(Data excerpts)
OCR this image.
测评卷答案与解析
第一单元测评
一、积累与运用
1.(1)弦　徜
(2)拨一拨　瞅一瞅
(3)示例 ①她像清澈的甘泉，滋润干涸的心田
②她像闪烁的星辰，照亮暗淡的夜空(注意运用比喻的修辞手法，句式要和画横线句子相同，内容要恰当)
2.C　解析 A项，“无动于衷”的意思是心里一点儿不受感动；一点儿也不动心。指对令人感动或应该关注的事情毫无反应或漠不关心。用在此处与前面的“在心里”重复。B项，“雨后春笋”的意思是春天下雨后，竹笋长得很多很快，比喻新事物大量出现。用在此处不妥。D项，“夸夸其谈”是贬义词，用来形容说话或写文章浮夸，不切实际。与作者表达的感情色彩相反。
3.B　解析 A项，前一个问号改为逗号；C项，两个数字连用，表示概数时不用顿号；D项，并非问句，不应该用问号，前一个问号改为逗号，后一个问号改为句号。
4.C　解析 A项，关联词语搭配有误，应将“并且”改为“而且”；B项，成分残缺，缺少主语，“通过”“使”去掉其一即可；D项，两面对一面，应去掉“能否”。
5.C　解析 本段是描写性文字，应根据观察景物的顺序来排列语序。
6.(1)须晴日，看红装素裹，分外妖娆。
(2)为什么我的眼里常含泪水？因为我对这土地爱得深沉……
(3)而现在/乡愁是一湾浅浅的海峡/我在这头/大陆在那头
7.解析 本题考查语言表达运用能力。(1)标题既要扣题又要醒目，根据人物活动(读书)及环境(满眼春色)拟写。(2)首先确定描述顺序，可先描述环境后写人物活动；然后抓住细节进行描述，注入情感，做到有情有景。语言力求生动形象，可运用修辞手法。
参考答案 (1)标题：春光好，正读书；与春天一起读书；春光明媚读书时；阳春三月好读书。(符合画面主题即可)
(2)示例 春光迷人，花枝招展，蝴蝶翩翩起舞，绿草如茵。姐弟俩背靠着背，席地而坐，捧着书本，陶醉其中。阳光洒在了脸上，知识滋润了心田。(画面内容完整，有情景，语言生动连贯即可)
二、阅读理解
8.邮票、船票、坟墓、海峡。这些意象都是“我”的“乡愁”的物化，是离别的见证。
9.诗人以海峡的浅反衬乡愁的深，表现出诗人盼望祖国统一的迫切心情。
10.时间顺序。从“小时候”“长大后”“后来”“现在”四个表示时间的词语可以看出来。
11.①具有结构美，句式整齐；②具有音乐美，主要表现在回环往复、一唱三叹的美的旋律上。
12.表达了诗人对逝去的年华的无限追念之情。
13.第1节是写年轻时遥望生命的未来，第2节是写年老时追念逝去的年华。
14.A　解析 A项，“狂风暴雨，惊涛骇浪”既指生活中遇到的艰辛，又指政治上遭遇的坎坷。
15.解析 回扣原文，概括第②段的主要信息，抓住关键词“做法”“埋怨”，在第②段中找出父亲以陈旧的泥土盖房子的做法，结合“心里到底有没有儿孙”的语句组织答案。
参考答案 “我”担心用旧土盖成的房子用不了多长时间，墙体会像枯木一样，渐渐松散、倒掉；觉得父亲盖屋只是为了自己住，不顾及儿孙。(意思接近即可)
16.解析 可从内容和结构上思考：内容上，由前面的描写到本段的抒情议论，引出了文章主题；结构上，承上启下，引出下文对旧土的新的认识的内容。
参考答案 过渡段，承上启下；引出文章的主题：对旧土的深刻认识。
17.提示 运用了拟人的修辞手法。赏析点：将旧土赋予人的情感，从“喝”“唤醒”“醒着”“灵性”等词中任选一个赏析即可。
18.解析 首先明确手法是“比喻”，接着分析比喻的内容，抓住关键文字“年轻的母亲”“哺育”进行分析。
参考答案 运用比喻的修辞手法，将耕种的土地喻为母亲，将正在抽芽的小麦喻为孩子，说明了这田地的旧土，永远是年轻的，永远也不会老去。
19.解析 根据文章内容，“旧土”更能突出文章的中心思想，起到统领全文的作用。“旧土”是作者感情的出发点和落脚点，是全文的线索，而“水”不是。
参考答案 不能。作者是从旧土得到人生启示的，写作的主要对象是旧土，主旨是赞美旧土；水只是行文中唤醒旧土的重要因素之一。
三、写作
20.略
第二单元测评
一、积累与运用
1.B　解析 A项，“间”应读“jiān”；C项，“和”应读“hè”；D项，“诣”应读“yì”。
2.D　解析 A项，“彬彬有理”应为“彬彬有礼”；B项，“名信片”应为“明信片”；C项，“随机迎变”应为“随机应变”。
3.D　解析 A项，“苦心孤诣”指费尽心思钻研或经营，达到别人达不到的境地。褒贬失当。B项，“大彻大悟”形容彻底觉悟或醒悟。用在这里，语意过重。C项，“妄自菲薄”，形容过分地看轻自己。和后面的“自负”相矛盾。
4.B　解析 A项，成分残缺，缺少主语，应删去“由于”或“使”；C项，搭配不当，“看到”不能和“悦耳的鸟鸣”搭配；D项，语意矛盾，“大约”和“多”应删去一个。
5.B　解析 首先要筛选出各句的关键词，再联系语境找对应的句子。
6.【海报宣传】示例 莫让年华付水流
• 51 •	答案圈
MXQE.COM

→ Goal of the exercise
Identify and list each line with the word "成分残缺".

→ Expected output
4.C　解析 A项，关联词语搭配有误，应将“并且”改为“而且”；B项，成分残缺，缺少主语，“通过”“使”去掉其一即可；D项，两面对一面，应去掉“能否”。
4.B　解析 A项，成分残缺，缺少主语，应删去“由于”或“使”；C项，搭配不当，“看到”不能和“悦耳的鸟鸣”搭配；D项，语意矛盾，“大约”和“多”应删去一个。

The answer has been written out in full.